Without the pictures, give the entries below again exactly as written.

### RECORDS PROVIDED

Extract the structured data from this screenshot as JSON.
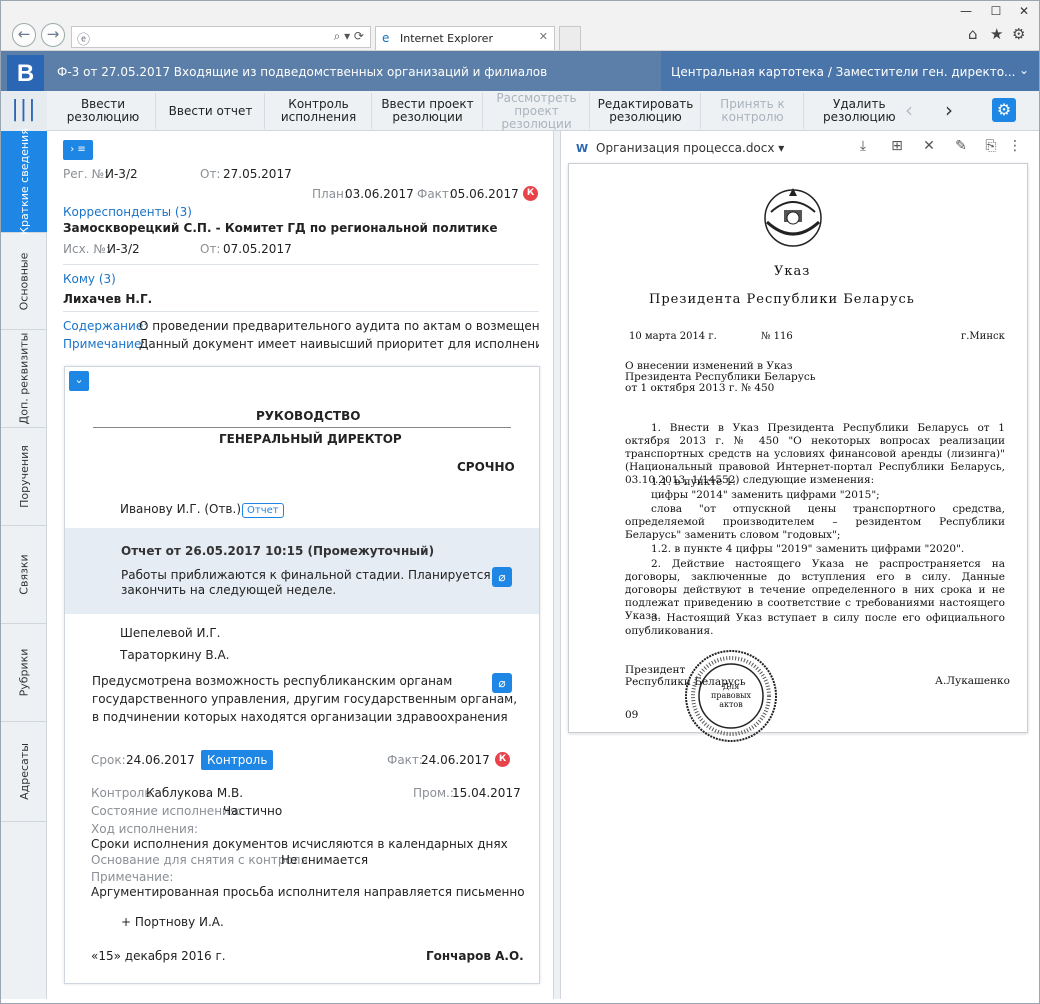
{
  "browser": {
    "tab_title": "Internet Explorer",
    "window_controls": {
      "minimize": "—",
      "maximize": "☐",
      "close": "✕"
    }
  },
  "header": {
    "logo": "B",
    "title": "Ф-3 от 27.05.2017  Входящие из подведомственных организаций и филиалов",
    "context": "Центральная картотека / Заместители ген. директо..."
  },
  "toolbar": {
    "buttons": [
      {
        "label": "Ввести резолюцию",
        "enabled": true
      },
      {
        "label": "Ввести отчет",
        "enabled": true
      },
      {
        "label": "Контроль исполнения",
        "enabled": true
      },
      {
        "label": "Ввести проект резолюции",
        "enabled": true
      },
      {
        "label": "Рассмотреть проект резолюции",
        "enabled": false
      },
      {
        "label": "Редактировать резолюцию",
        "enabled": true
      },
      {
        "label": "Принять к контролю",
        "enabled": false
      },
      {
        "label": "Удалить резолюцию",
        "enabled": true
      }
    ]
  },
  "side_tabs": [
    "Краткие сведения",
    "Основные",
    "Доп. реквизиты",
    "Поручения",
    "Связки",
    "Рубрики",
    "Адресаты"
  ],
  "summary": {
    "reg_label": "Рег. №:",
    "reg_value": "И-3/2",
    "from_label": "От:",
    "from_value": "27.05.2017",
    "plan_label": "План:",
    "plan_value": "03.06.2017",
    "fact_label": "Факт:",
    "fact_value": "05.06.2017",
    "k_badge": "К",
    "correspondents_label": "Корреспонденты (3)",
    "correspondent": "Замоскворецкий С.П. - Комитет ГД по региональной политике",
    "out_label": "Исх. №:",
    "out_value": "И-3/2",
    "out_from_label": "От:",
    "out_from_value": "07.05.2017",
    "to_label": "Кому (3)",
    "to_value": "Лихачев Н.Г.",
    "content_label": "Содержание:",
    "content_value": "О проведении предварительного аудита по актам о возмещения у...",
    "note_label": "Примечание:",
    "note_value": "Данный документ имеет наивысший приоритет для исполнения вс..."
  },
  "resolution": {
    "heading1": "РУКОВОДСТВО",
    "heading2": "ГЕНЕРАЛЬНЫЙ ДИРЕКТОР",
    "urgency": "СРОЧНО",
    "executor": "Иванову И.Г. (Отв.)",
    "report_pill": "Отчет",
    "report_title": "Отчет от 26.05.2017 10:15 (Промежуточный)",
    "report_text_1": "Работы приближаются к финальной стадии. Планируется",
    "report_text_2": "закончить на следующей неделе.",
    "co_exec_1": "Шепелевой И.Г.",
    "co_exec_2": "Тараторкину В.А.",
    "text_1": "Предусмотрена возможность республиканским органам",
    "text_2": "государственного управления, другим государственным органам,",
    "text_3": "в подчинении которых находятся организации здравоохранения",
    "term_label": "Срок:",
    "term_value": "24.06.2017",
    "control_btn": "Контроль",
    "fact_label": "Факт:",
    "fact_value": "24.06.2017",
    "k_badge": "К",
    "controller_label": "Контроль:",
    "controller_value": "Каблукова М.В.",
    "ext_label": "Пром.:",
    "ext_value": "15.04.2017",
    "state_label": "Состояние исполнения:",
    "state_value": "Частично",
    "progress_label": "Ход исполнения:",
    "progress_value": "Сроки исполнения документов исчисляются в календарных днях",
    "removal_label": "Основание для снятия с контроля:",
    "removal_value": "Не снимается",
    "note_label": "Примечание:",
    "note_value": "Аргументированная просьба исполнителя направляется письменно",
    "plus": "+ Портнову И.А.",
    "date": "«15» декабря 2016 г.",
    "signer": "Гончаров А.О."
  },
  "document": {
    "filename": "Организация процесса.docx",
    "title1": "Указ",
    "title2": "Президента Республики Беларусь",
    "date": "10 марта 2014 г.",
    "number": "№ 116",
    "city": "г.Минск",
    "subject_1": "О внесении изменений в Указ",
    "subject_2": "Президента Республики Беларусь",
    "subject_3": "от 1 октября 2013 г. № 450",
    "p1": "1. Внести в Указ Президента Республики Беларусь от 1 октября 2013 г. № 450 \"О некоторых вопросах реализации транспортных средств на условиях финансовой аренды (лизинга)\" (Национальный правовой Интернет-портал Республики Беларусь, 03.10.2013, 1/14552) следующие изменения:",
    "p2": "1.1. в пункте 1:",
    "p3": "цифры \"2014\" заменить цифрами \"2015\";",
    "p4": "слова \"от отпускной цены транспортного средства, определяемой производителем – резидентом Республики Беларусь\" заменить словом \"годовых\";",
    "p5": "1.2. в пункте 4 цифры \"2019\" заменить цифрами \"2020\".",
    "p6": "2. Действие настоящего Указа не распространяется на договоры, заключенные до вступления его в силу. Данные договоры действуют в течение определенного в них срока и не подлежат приведению в соответствие с требованиями настоящего Указа.",
    "p7": "3. Настоящий Указ вступает в силу после его официального опубликования.",
    "sign_left_1": "Президент",
    "sign_left_2": "Республики Беларусь",
    "sign_right": "А.Лукашенко",
    "footer": "09",
    "stamp_text": "Для правовых актов"
  }
}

######

- SOLUTION FOR THIS TASK
Extract the structured data from this screenshot as JSON.
{
  "browser": {
    "tab_title": "Internet Explorer",
    "window_controls": {
      "minimize": "—",
      "maximize": "☐",
      "close": "✕"
    }
  },
  "header": {
    "logo": "B",
    "title": "Ф-3 от 27.05.2017  Входящие из подведомственных организаций и филиалов",
    "context": "Центральная картотека / Заместители ген. директо..."
  },
  "toolbar": {
    "buttons": [
      {
        "label": "Ввести резолюцию",
        "enabled": true
      },
      {
        "label": "Ввести отчет",
        "enabled": true
      },
      {
        "label": "Контроль исполнения",
        "enabled": true
      },
      {
        "label": "Ввести проект резолюции",
        "enabled": true
      },
      {
        "label": "Рассмотреть проект резолюции",
        "enabled": false
      },
      {
        "label": "Редактировать резолюцию",
        "enabled": true
      },
      {
        "label": "Принять к контролю",
        "enabled": false
      },
      {
        "label": "Удалить резолюцию",
        "enabled": true
      }
    ]
  },
  "side_tabs": [
    "Краткие сведения",
    "Основные",
    "Доп. реквизиты",
    "Поручения",
    "Связки",
    "Рубрики",
    "Адресаты"
  ],
  "summary": {
    "reg_label": "Рег. №:",
    "reg_value": "И-3/2",
    "from_label": "От:",
    "from_value": "27.05.2017",
    "plan_label": "План:",
    "plan_value": "03.06.2017",
    "fact_label": "Факт:",
    "fact_value": "05.06.2017",
    "k_badge": "К",
    "correspondents_label": "Корреспонденты (3)",
    "correspondent": "Замоскворецкий С.П. - Комитет ГД по региональной политике",
    "out_label": "Исх. №:",
    "out_value": "И-3/2",
    "out_from_label": "От:",
    "out_from_value": "07.05.2017",
    "to_label": "Кому (3)",
    "to_value": "Лихачев Н.Г.",
    "content_label": "Содержание:",
    "content_value": "О проведении предварительного аудита по актам о возмещения у...",
    "note_label": "Примечание:",
    "note_value": "Данный документ имеет наивысший приоритет для исполнения вс..."
  },
  "resolution": {
    "heading1": "РУКОВОДСТВО",
    "heading2": "ГЕНЕРАЛЬНЫЙ ДИРЕКТОР",
    "urgency": "СРОЧНО",
    "executor": "Иванову И.Г. (Отв.)",
    "report_pill": "Отчет",
    "report_title": "Отчет от 26.05.2017 10:15 (Промежуточный)",
    "report_text_1": "Работы приближаются к финальной стадии. Планируется",
    "report_text_2": "закончить на следующей неделе.",
    "co_exec_1": "Шепелевой И.Г.",
    "co_exec_2": "Тараторкину В.А.",
    "text_1": "Предусмотрена возможность республиканским органам",
    "text_2": "государственного управления, другим государственным органам,",
    "text_3": "в подчинении которых находятся организации здравоохранения",
    "term_label": "Срок:",
    "term_value": "24.06.2017",
    "control_btn": "Контроль",
    "fact_label": "Факт:",
    "fact_value": "24.06.2017",
    "k_badge": "К",
    "controller_label": "Контроль:",
    "controller_value": "Каблукова М.В.",
    "ext_label": "Пром.:",
    "ext_value": "15.04.2017",
    "state_label": "Состояние исполнения:",
    "state_value": "Частично",
    "progress_label": "Ход исполнения:",
    "progress_value": "Сроки исполнения документов исчисляются в календарных днях",
    "removal_label": "Основание для снятия с контроля:",
    "removal_value": "Не снимается",
    "note_label": "Примечание:",
    "note_value": "Аргументированная просьба исполнителя направляется письменно",
    "plus": "+ Портнову И.А.",
    "date": "«15» декабря 2016 г.",
    "signer": "Гончаров А.О."
  },
  "document": {
    "filename": "Организация процесса.docx",
    "title1": "Указ",
    "title2": "Президента Республики Беларусь",
    "date": "10 марта 2014 г.",
    "number": "№ 116",
    "city": "г.Минск",
    "subject_1": "О внесении изменений в Указ",
    "subject_2": "Президента Республики Беларусь",
    "subject_3": "от 1 октября 2013 г. № 450",
    "p1": "1. Внести в Указ Президента Республики Беларусь от 1 октября 2013 г. № 450 \"О некоторых вопросах реализации транспортных средств на условиях финансовой аренды (лизинга)\" (Национальный правовой Интернет-портал Республики Беларусь, 03.10.2013, 1/14552) следующие изменения:",
    "p2": "1.1. в пункте 1:",
    "p3": "цифры \"2014\" заменить цифрами \"2015\";",
    "p4": "слова \"от отпускной цены транспортного средства, определяемой производителем – резидентом Республики Беларусь\" заменить словом \"годовых\";",
    "p5": "1.2. в пункте 4 цифры \"2019\" заменить цифрами \"2020\".",
    "p6": "2. Действие настоящего Указа не распространяется на договоры, заключенные до вступления его в силу. Данные договоры действуют в течение определенного в них срока и не подлежат приведению в соответствие с требованиями настоящего Указа.",
    "p7": "3. Настоящий Указ вступает в силу после его официального опубликования.",
    "sign_left_1": "Президент",
    "sign_left_2": "Республики Беларусь",
    "sign_right": "А.Лукашенко",
    "footer": "09",
    "stamp_text": "Для правовых актов"
  }
}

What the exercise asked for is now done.